'''

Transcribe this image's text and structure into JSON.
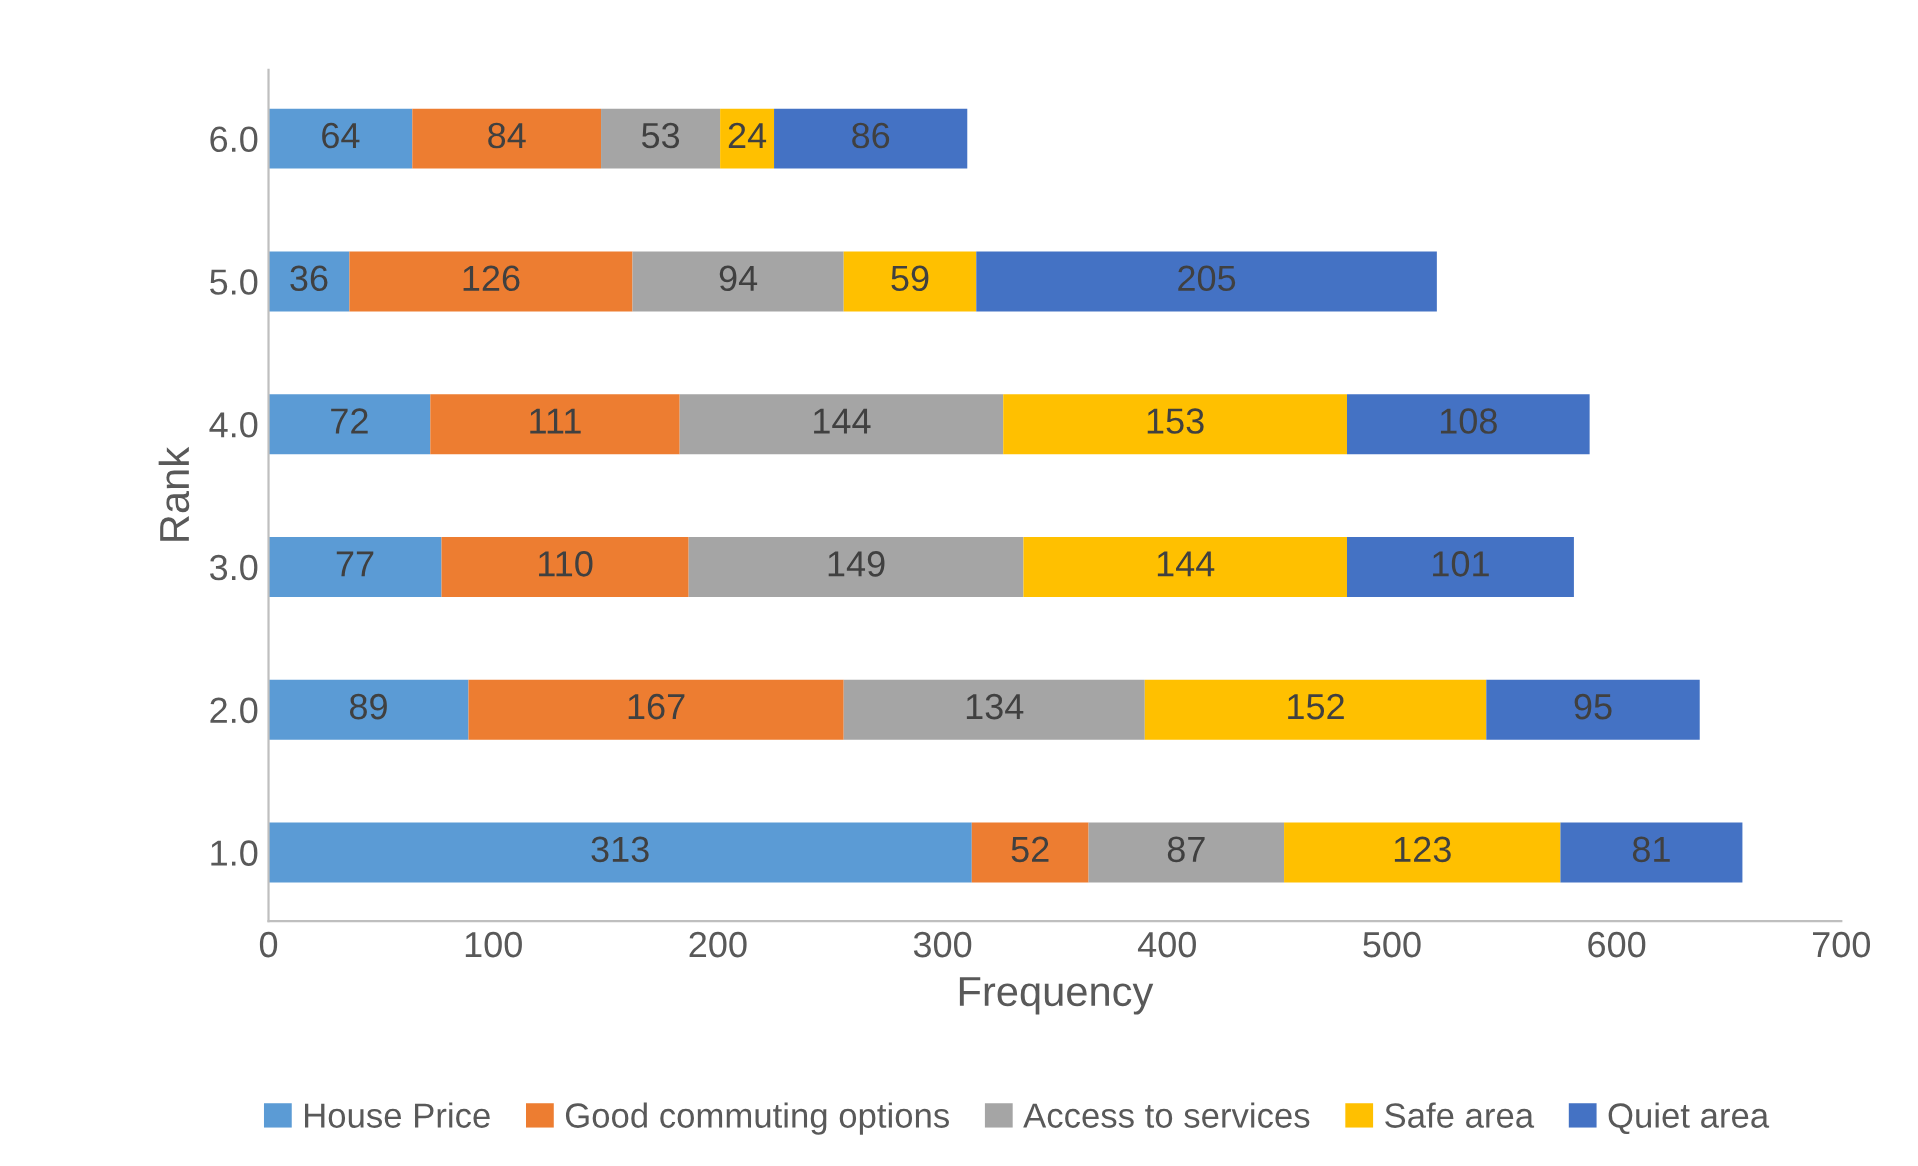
{
  "chart_data": {
    "type": "bar",
    "orientation": "horizontal",
    "stacked": true,
    "xlabel": "Frequency",
    "ylabel": "Rank",
    "categories": [
      "6.0",
      "5.0",
      "4.0",
      "3.0",
      "2.0",
      "1.0"
    ],
    "series": [
      {
        "name": "House Price",
        "color": "#5b9bd5",
        "values": [
          64,
          36,
          72,
          77,
          89,
          313
        ]
      },
      {
        "name": "Good commuting options",
        "color": "#ed7d31",
        "values": [
          84,
          126,
          111,
          110,
          167,
          52
        ]
      },
      {
        "name": "Access to services",
        "color": "#a5a5a5",
        "values": [
          53,
          94,
          144,
          149,
          134,
          87
        ]
      },
      {
        "name": "Safe area",
        "color": "#ffc000",
        "values": [
          24,
          59,
          153,
          144,
          152,
          123
        ]
      },
      {
        "name": "Quiet area",
        "color": "#4472c4",
        "values": [
          86,
          205,
          108,
          101,
          95,
          81
        ]
      }
    ],
    "xlim": [
      0,
      700
    ],
    "xticks": [
      0,
      100,
      200,
      300,
      400,
      500,
      600,
      700
    ],
    "data_labels": true,
    "legend": "bottom",
    "grid": false
  }
}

'''

▶ **Task instructions**
Skip the pictures and transcribe the rest of the records exactly.

▶ **Output for this task**
Transcribe this image's text and structure into JSON.
{
  "chart_data": {
    "type": "bar",
    "orientation": "horizontal",
    "stacked": true,
    "xlabel": "Frequency",
    "ylabel": "Rank",
    "categories": [
      "6.0",
      "5.0",
      "4.0",
      "3.0",
      "2.0",
      "1.0"
    ],
    "series": [
      {
        "name": "House Price",
        "color": "#5b9bd5",
        "values": [
          64,
          36,
          72,
          77,
          89,
          313
        ]
      },
      {
        "name": "Good commuting options",
        "color": "#ed7d31",
        "values": [
          84,
          126,
          111,
          110,
          167,
          52
        ]
      },
      {
        "name": "Access to services",
        "color": "#a5a5a5",
        "values": [
          53,
          94,
          144,
          149,
          134,
          87
        ]
      },
      {
        "name": "Safe area",
        "color": "#ffc000",
        "values": [
          24,
          59,
          153,
          144,
          152,
          123
        ]
      },
      {
        "name": "Quiet area",
        "color": "#4472c4",
        "values": [
          86,
          205,
          108,
          101,
          95,
          81
        ]
      }
    ],
    "xlim": [
      0,
      700
    ],
    "xticks": [
      0,
      100,
      200,
      300,
      400,
      500,
      600,
      700
    ],
    "data_labels": true,
    "legend": "bottom",
    "grid": false
  }
}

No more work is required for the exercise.